Exercise goal:
Determine how many lines of the records include "kcal", and answer with the number alone.

[Dataset entries on figures]
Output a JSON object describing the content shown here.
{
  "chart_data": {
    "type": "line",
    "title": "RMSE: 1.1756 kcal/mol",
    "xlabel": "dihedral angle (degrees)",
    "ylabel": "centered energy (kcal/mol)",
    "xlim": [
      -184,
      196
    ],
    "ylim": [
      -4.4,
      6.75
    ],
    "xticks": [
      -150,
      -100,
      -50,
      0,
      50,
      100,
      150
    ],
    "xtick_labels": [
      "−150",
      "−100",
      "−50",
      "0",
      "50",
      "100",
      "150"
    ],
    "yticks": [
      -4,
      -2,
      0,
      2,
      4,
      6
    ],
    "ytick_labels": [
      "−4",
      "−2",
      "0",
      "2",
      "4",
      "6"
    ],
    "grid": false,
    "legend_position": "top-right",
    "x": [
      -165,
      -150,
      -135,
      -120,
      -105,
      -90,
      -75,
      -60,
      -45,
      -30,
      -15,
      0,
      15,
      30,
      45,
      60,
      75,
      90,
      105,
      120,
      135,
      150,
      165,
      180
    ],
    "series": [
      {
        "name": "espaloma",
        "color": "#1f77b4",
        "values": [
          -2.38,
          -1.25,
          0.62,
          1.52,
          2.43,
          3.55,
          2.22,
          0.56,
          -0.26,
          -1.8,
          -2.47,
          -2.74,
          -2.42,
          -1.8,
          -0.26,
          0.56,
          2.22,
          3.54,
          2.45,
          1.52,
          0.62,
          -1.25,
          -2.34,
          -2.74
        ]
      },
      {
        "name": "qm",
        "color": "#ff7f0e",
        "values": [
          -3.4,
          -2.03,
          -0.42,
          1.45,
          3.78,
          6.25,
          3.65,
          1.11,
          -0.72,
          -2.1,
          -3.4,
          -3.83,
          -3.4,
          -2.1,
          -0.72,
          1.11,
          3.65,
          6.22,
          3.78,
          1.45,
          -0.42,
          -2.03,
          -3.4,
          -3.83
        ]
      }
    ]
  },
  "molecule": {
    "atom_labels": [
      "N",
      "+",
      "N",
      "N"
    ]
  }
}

Result of this task:
2